-- start The records --

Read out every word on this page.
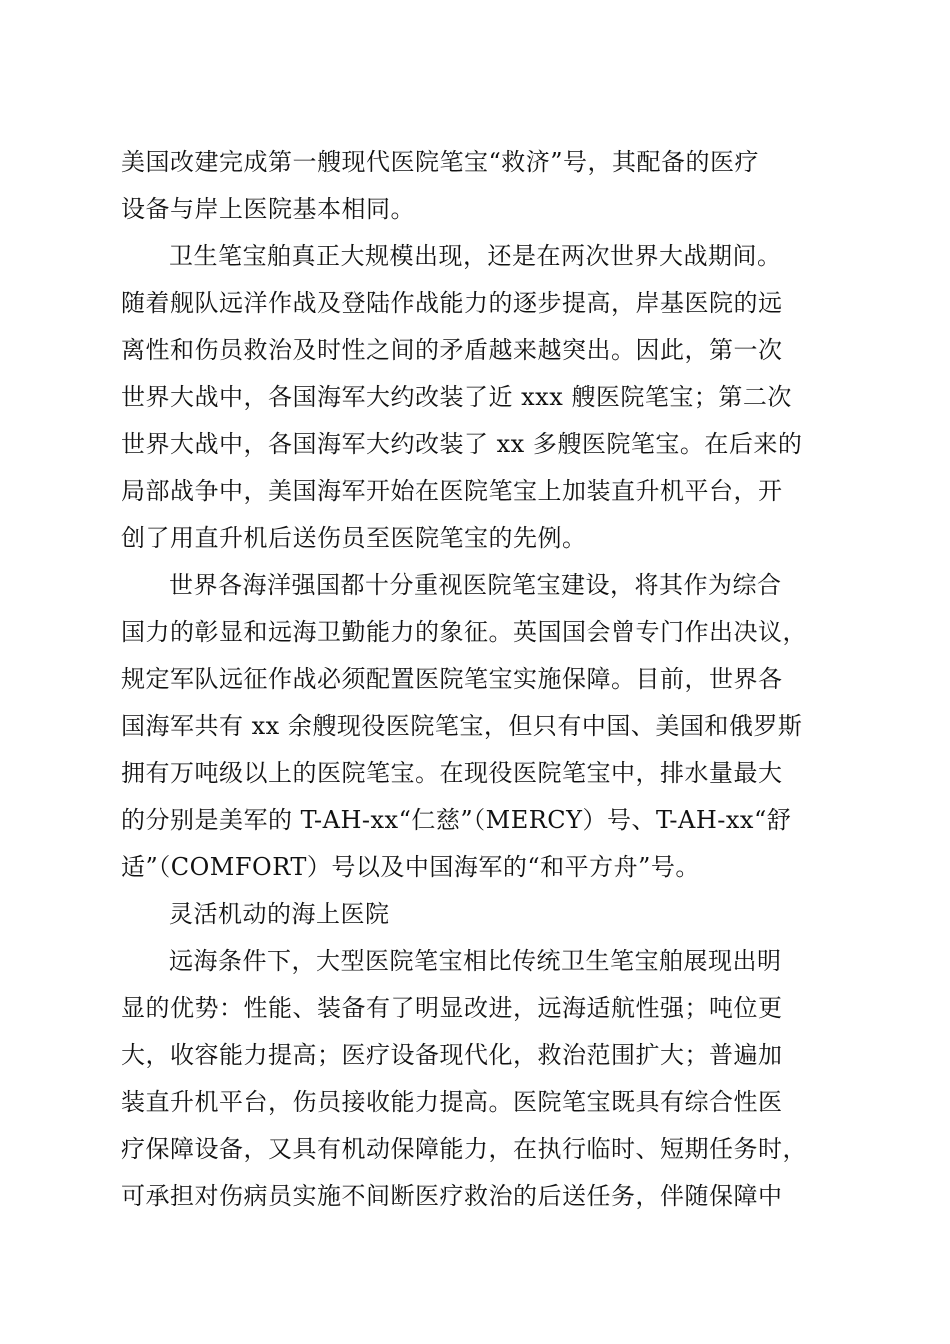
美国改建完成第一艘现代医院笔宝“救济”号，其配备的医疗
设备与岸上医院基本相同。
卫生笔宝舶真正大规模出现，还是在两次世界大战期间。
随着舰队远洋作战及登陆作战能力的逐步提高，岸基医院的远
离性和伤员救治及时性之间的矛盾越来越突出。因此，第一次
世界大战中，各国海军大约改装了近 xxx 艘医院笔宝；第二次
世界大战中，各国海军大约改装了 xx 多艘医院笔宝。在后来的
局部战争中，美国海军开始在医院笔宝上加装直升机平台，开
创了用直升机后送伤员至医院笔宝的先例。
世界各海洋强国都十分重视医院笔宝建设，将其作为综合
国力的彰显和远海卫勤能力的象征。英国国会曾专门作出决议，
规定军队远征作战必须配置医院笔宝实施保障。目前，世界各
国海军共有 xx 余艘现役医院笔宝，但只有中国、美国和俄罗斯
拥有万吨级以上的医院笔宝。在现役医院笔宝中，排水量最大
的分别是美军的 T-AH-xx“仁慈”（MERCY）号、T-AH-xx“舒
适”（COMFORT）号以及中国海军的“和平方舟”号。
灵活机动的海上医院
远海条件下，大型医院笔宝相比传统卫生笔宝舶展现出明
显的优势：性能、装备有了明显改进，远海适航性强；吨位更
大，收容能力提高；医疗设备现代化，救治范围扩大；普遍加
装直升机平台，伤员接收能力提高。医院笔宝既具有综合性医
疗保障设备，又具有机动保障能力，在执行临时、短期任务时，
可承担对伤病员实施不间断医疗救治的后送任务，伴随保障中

-- end The records --

Exercise requirements:
Reproduce the entries above exactly. Do not include the images.

Solved problem:
Read out every word on this page.
美国改建完成第一艘现代医院笔宝“救济”号，其配备的医疗
设备与岸上医院基本相同。
卫生笔宝舶真正大规模出现，还是在两次世界大战期间。
随着舰队远洋作战及登陆作战能力的逐步提高，岸基医院的远
离性和伤员救治及时性之间的矛盾越来越突出。因此，第一次
世界大战中，各国海军大约改装了近 xxx 艘医院笔宝；第二次
世界大战中，各国海军大约改装了 xx 多艘医院笔宝。在后来的
局部战争中，美国海军开始在医院笔宝上加装直升机平台，开
创了用直升机后送伤员至医院笔宝的先例。
世界各海洋强国都十分重视医院笔宝建设，将其作为综合
国力的彰显和远海卫勤能力的象征。英国国会曾专门作出决议，
规定军队远征作战必须配置医院笔宝实施保障。目前，世界各
国海军共有 xx 余艘现役医院笔宝，但只有中国、美国和俄罗斯
拥有万吨级以上的医院笔宝。在现役医院笔宝中，排水量最大
的分别是美军的 T-AH-xx“仁慈”（MERCY）号、T-AH-xx“舒
适”（COMFORT）号以及中国海军的“和平方舟”号。
灵活机动的海上医院
远海条件下，大型医院笔宝相比传统卫生笔宝舶展现出明
显的优势：性能、装备有了明显改进，远海适航性强；吨位更
大，收容能力提高；医疗设备现代化，救治范围扩大；普遍加
装直升机平台，伤员接收能力提高。医院笔宝既具有综合性医
疗保障设备，又具有机动保障能力，在执行临时、短期任务时，
可承担对伤病员实施不间断医疗救治的后送任务，伴随保障中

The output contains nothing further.